GIVEN TASK: Wherever "title" appears in a line, copy that line.

DATASET:
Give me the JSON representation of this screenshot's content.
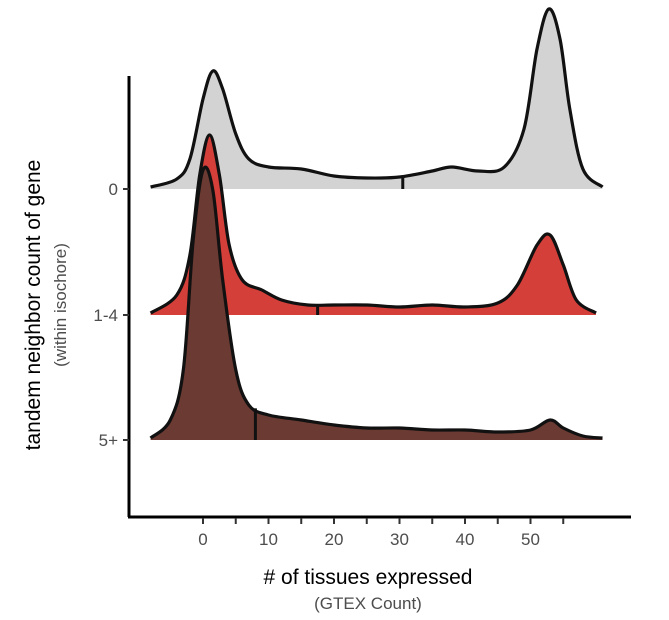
{
  "chart_data": {
    "type": "ridgeline",
    "xlabel": "# of tissues expressed",
    "xlabel_sub": "(GTEX Count)",
    "ylabel": "tandem neighbor count of gene",
    "ylabel_sub": "(within isochore)",
    "x_ticks": [
      0,
      10,
      20,
      30,
      40,
      50
    ],
    "x_minor_ticks": [
      5,
      15,
      25,
      35,
      45,
      55
    ],
    "xlim": [
      -9,
      62
    ],
    "grid": false,
    "legend": "none",
    "series": [
      {
        "name": "0",
        "color": "#d3d3d3",
        "median": 30.5,
        "density": [
          [
            -8,
            0.002
          ],
          [
            -4,
            0.01
          ],
          [
            -2,
            0.03
          ],
          [
            0,
            0.09
          ],
          [
            1.5,
            0.118
          ],
          [
            3,
            0.1
          ],
          [
            5,
            0.055
          ],
          [
            7,
            0.03
          ],
          [
            10,
            0.022
          ],
          [
            15,
            0.02
          ],
          [
            20,
            0.013
          ],
          [
            25,
            0.011
          ],
          [
            30,
            0.012
          ],
          [
            35,
            0.018
          ],
          [
            38,
            0.022
          ],
          [
            42,
            0.018
          ],
          [
            46,
            0.022
          ],
          [
            49,
            0.06
          ],
          [
            51,
            0.14
          ],
          [
            52.8,
            0.18
          ],
          [
            54.5,
            0.15
          ],
          [
            56,
            0.08
          ],
          [
            58,
            0.02
          ],
          [
            61,
            0.002
          ]
        ]
      },
      {
        "name": "1-4",
        "color": "#d43f3a",
        "median": 17.5,
        "density": [
          [
            -8,
            0.002
          ],
          [
            -4,
            0.02
          ],
          [
            -2,
            0.06
          ],
          [
            -0.5,
            0.14
          ],
          [
            1,
            0.18
          ],
          [
            2.5,
            0.14
          ],
          [
            4,
            0.07
          ],
          [
            6,
            0.035
          ],
          [
            9,
            0.025
          ],
          [
            12,
            0.015
          ],
          [
            16,
            0.01
          ],
          [
            20,
            0.01
          ],
          [
            25,
            0.01
          ],
          [
            30,
            0.008
          ],
          [
            35,
            0.01
          ],
          [
            40,
            0.008
          ],
          [
            45,
            0.012
          ],
          [
            48,
            0.03
          ],
          [
            51,
            0.07
          ],
          [
            53,
            0.08
          ],
          [
            55,
            0.05
          ],
          [
            57,
            0.015
          ],
          [
            60,
            0.002
          ]
        ]
      },
      {
        "name": "5+",
        "color": "#6b3a33",
        "median": 8,
        "density": [
          [
            -8,
            0.002
          ],
          [
            -5,
            0.02
          ],
          [
            -3,
            0.07
          ],
          [
            -1.5,
            0.2
          ],
          [
            0,
            0.27
          ],
          [
            1.5,
            0.25
          ],
          [
            3,
            0.16
          ],
          [
            5,
            0.07
          ],
          [
            7,
            0.035
          ],
          [
            10,
            0.025
          ],
          [
            15,
            0.02
          ],
          [
            20,
            0.015
          ],
          [
            25,
            0.012
          ],
          [
            30,
            0.012
          ],
          [
            35,
            0.01
          ],
          [
            40,
            0.01
          ],
          [
            45,
            0.008
          ],
          [
            50,
            0.01
          ],
          [
            53,
            0.02
          ],
          [
            55,
            0.012
          ],
          [
            58,
            0.004
          ],
          [
            61,
            0.002
          ]
        ]
      }
    ]
  }
}
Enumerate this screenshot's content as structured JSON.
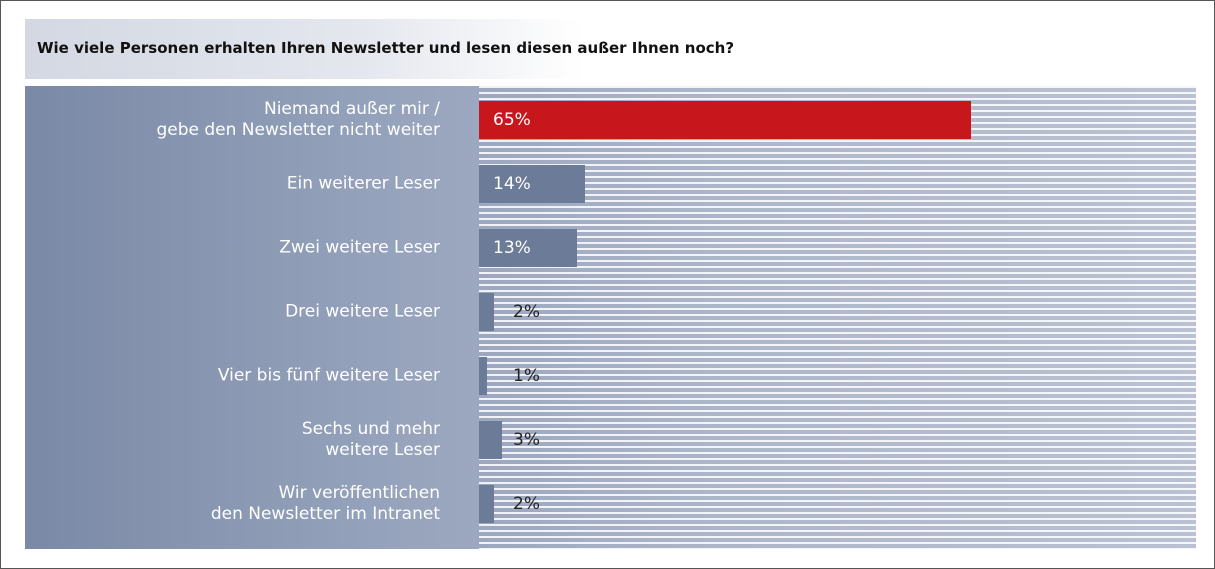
{
  "chart_data": {
    "type": "hbar",
    "title": "Wie viele Personen erhalten Ihren Newsletter und lesen diesen außer Ihnen noch?",
    "categories": [
      "Niemand außer mir /\ngebe den Newsletter nicht weiter",
      "Ein weiterer Leser",
      "Zwei weitere Leser",
      "Drei weitere Leser",
      "Vier bis fünf weitere Leser",
      "Sechs und mehr\nweitere Leser",
      "Wir veröffentlichen\nden Newsletter im Intranet"
    ],
    "values": [
      65,
      14,
      13,
      2,
      1,
      3,
      2
    ],
    "value_labels": [
      "65%",
      "14%",
      "13%",
      "2%",
      "1%",
      "3%",
      "2%"
    ],
    "colors": [
      "#c8161d",
      "#6b7b98",
      "#6b7b98",
      "#6b7b98",
      "#6b7b98",
      "#6b7b98",
      "#6b7b98"
    ]
  }
}
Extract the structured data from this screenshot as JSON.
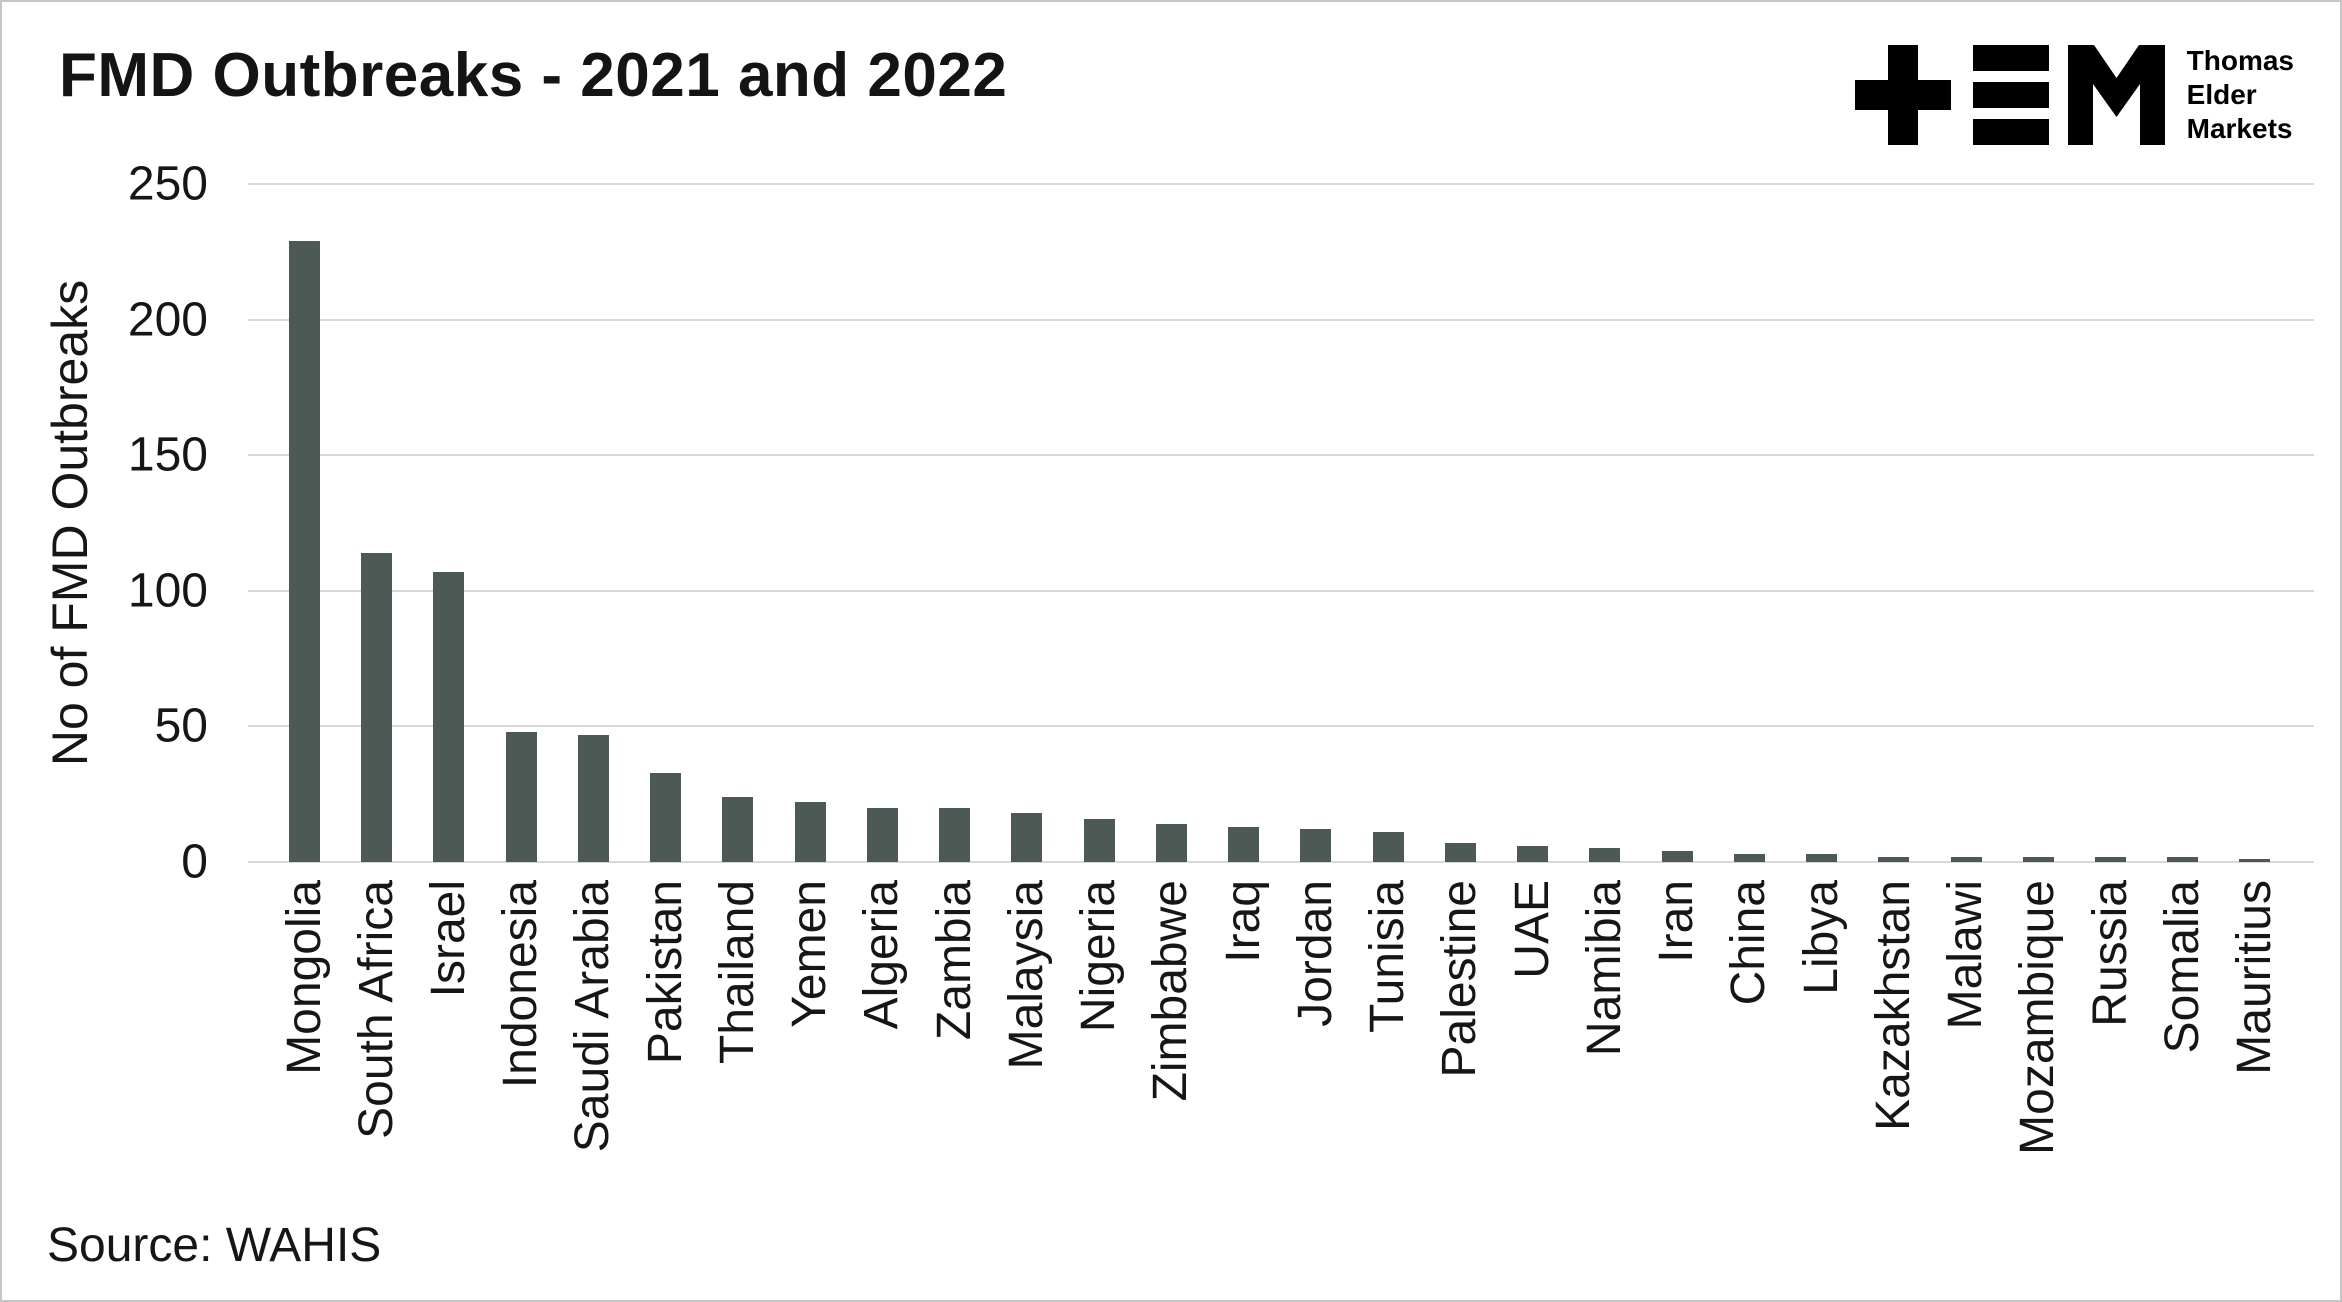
{
  "logo": {
    "name": "Thomas Elder Markets",
    "lines": [
      "Thomas",
      "Elder",
      "Markets"
    ]
  },
  "colors": {
    "bar": "#4c5954",
    "gridline": "#d8d8d8",
    "text": "#161616",
    "logo": "#000000"
  },
  "chart_data": {
    "type": "bar",
    "title": "FMD Outbreaks - 2021 and 2022",
    "xlabel": "",
    "ylabel": "No of FMD Outbreaks",
    "source": "Source: WAHIS",
    "ylim": [
      0,
      250
    ],
    "yticks": [
      0,
      50,
      100,
      150,
      200,
      250
    ],
    "grid": "horizontal",
    "legend": "none",
    "categories": [
      "Mongolia",
      "South Africa",
      "Israel",
      "Indonesia",
      "Saudi Arabia",
      "Pakistan",
      "Thailand",
      "Yemen",
      "Algeria",
      "Zambia",
      "Malaysia",
      "Nigeria",
      "Zimbabwe",
      "Iraq",
      "Jordan",
      "Tunisia",
      "Palestine",
      "UAE",
      "Namibia",
      "Iran",
      "China",
      "Libya",
      "Kazakhstan",
      "Malawi",
      "Mozambique",
      "Russia",
      "Somalia",
      "Mauritius"
    ],
    "values": [
      229,
      114,
      107,
      48,
      47,
      33,
      24,
      22,
      20,
      20,
      18,
      16,
      14,
      13,
      12,
      11,
      7,
      6,
      5,
      4,
      3,
      3,
      2,
      2,
      2,
      2,
      2,
      1
    ]
  }
}
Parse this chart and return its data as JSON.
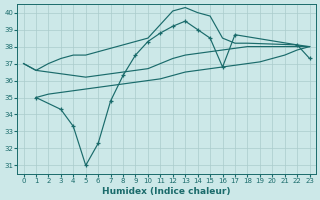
{
  "xlabel": "Humidex (Indice chaleur)",
  "bg_color": "#cce8e8",
  "line_color": "#1a6b6b",
  "grid_color": "#aacccc",
  "xlim": [
    -0.5,
    23.5
  ],
  "ylim": [
    30.5,
    40.5
  ],
  "yticks": [
    31,
    32,
    33,
    34,
    35,
    36,
    37,
    38,
    39,
    40
  ],
  "xticks": [
    0,
    1,
    2,
    3,
    4,
    5,
    6,
    7,
    8,
    9,
    10,
    11,
    12,
    13,
    14,
    15,
    16,
    17,
    18,
    19,
    20,
    21,
    22,
    23
  ],
  "line1_x": [
    0,
    1,
    2,
    3,
    4,
    5,
    6,
    7,
    8,
    9,
    10,
    11,
    12,
    13,
    14,
    15,
    16,
    17,
    18,
    22,
    23
  ],
  "line1_y": [
    37.0,
    36.6,
    37.0,
    37.3,
    37.5,
    37.5,
    37.7,
    37.9,
    38.1,
    38.3,
    38.5,
    39.3,
    40.1,
    40.3,
    40.0,
    39.8,
    38.5,
    38.2,
    38.2,
    38.1,
    38.0
  ],
  "line2_x": [
    0,
    1,
    2,
    3,
    4,
    5,
    6,
    7,
    8,
    9,
    10,
    11,
    12,
    13,
    14,
    15,
    16,
    17,
    18,
    19,
    20,
    21,
    22,
    23
  ],
  "line2_y": [
    37.0,
    36.6,
    36.5,
    36.4,
    36.3,
    36.2,
    36.3,
    36.4,
    36.5,
    36.6,
    36.7,
    37.0,
    37.3,
    37.5,
    37.6,
    37.7,
    37.8,
    37.9,
    38.0,
    38.0,
    38.0,
    38.0,
    38.0,
    38.0
  ],
  "line3_x": [
    1,
    2,
    3,
    4,
    5,
    6,
    7,
    8,
    9,
    10,
    11,
    12,
    13,
    14,
    15,
    16,
    17,
    18,
    19,
    20,
    21,
    22,
    23
  ],
  "line3_y": [
    35.0,
    35.2,
    35.3,
    35.4,
    35.5,
    35.6,
    35.7,
    35.8,
    35.9,
    36.0,
    36.1,
    36.3,
    36.5,
    36.6,
    36.7,
    36.8,
    36.9,
    37.0,
    37.1,
    37.3,
    37.5,
    37.8,
    38.0
  ],
  "line4_x": [
    1,
    3,
    4,
    5,
    6,
    7,
    8,
    9,
    10,
    11,
    12,
    13,
    14,
    15,
    16,
    17,
    22,
    23
  ],
  "line4_y": [
    35.0,
    34.3,
    33.3,
    31.0,
    32.3,
    34.8,
    36.3,
    37.5,
    38.3,
    38.8,
    39.2,
    39.5,
    39.0,
    38.5,
    36.8,
    38.7,
    38.1,
    37.3
  ]
}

PROBLEM SOLUTION:
    "title": "Wie viele Personen erhalten Ihren Newsletter und lesen diesen außer Ihnen noch?",
    "title": "FMD Outbreaks - 2021 and 2022",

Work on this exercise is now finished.